WRITTEN PROBLEM: Look for the string "مجله" in the lines and copy each line that has it.

Saved data entries

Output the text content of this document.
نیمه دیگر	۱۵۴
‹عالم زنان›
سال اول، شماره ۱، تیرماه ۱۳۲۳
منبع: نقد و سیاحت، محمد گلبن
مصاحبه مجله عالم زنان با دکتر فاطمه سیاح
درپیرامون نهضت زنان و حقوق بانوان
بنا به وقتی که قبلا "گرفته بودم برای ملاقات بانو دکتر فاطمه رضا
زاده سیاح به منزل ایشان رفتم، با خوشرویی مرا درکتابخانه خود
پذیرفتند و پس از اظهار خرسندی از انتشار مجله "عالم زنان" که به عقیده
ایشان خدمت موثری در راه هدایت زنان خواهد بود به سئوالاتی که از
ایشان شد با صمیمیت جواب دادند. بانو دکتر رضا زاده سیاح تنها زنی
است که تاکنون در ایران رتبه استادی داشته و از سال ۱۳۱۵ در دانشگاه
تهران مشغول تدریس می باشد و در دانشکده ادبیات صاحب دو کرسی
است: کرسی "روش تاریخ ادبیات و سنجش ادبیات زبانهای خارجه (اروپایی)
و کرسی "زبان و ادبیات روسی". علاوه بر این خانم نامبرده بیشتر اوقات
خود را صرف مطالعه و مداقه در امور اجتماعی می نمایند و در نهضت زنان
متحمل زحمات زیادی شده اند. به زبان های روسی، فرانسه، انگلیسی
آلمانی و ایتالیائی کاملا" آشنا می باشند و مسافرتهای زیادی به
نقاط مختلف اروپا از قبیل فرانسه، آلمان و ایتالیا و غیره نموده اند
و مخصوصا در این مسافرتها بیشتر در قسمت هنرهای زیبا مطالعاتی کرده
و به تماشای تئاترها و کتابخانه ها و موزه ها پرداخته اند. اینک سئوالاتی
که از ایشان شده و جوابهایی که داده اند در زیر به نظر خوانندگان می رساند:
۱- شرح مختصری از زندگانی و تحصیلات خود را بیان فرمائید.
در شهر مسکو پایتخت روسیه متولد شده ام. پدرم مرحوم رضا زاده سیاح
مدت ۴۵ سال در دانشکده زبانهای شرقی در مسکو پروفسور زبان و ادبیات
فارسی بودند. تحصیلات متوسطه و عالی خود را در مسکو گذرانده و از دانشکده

--

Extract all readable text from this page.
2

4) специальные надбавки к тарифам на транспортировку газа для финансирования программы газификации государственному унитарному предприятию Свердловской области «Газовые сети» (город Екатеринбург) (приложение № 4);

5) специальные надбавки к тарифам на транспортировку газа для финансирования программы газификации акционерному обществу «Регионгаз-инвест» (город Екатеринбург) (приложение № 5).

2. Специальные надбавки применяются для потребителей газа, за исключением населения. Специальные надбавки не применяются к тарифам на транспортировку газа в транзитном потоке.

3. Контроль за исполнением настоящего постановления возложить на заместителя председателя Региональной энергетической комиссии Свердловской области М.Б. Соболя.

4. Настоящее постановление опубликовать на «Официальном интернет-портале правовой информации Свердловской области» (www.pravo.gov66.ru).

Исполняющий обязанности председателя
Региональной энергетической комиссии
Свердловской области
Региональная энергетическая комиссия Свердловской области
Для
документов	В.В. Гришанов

==

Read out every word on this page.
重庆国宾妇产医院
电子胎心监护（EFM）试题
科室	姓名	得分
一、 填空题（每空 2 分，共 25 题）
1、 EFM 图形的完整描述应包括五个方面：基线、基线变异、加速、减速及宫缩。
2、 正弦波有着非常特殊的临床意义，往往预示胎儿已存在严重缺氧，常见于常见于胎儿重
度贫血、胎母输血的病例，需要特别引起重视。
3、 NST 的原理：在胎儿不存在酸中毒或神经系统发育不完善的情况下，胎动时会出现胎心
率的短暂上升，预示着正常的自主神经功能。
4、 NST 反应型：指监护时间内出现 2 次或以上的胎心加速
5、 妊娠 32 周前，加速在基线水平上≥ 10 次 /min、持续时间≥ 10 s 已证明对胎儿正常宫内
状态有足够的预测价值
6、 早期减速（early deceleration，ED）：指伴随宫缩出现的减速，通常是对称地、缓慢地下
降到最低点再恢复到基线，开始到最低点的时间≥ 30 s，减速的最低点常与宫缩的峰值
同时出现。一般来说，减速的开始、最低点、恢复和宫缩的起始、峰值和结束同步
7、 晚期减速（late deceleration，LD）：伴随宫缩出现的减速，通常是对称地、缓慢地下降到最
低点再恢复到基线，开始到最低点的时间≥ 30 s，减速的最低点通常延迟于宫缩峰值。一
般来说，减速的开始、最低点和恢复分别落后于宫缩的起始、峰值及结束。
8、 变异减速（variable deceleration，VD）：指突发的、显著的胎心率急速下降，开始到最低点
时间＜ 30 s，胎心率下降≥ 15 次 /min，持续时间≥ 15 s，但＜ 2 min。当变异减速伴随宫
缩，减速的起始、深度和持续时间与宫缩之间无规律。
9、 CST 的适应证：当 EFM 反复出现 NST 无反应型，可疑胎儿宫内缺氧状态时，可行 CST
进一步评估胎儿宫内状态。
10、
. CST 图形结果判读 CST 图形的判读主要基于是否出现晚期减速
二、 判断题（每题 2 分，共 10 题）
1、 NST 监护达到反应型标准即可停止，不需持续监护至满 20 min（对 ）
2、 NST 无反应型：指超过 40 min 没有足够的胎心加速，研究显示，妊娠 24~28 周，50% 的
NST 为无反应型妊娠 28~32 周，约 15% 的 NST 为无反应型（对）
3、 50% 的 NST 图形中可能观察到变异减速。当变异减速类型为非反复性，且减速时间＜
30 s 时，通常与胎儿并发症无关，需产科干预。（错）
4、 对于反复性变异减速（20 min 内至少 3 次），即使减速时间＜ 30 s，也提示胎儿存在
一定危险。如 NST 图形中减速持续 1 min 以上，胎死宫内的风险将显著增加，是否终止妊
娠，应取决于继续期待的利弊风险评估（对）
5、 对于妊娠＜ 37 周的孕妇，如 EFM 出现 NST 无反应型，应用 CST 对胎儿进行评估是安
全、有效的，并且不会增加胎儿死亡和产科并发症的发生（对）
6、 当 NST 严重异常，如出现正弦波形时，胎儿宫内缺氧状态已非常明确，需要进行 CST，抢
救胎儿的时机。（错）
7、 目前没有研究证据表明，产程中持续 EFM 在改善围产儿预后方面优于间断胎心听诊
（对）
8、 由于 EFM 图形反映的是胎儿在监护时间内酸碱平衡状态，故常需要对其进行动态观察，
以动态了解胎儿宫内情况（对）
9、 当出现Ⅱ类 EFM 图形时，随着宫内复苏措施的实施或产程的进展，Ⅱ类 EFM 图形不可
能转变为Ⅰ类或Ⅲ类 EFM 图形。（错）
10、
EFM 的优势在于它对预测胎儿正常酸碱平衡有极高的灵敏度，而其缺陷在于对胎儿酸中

ANSWER:
مصاحبه مجله عالم زنان با دکتر فاطمه سیاح
پذیرفتند و پس از اظهار خرسندی از انتشار مجله "عالم زنان" که به عقیده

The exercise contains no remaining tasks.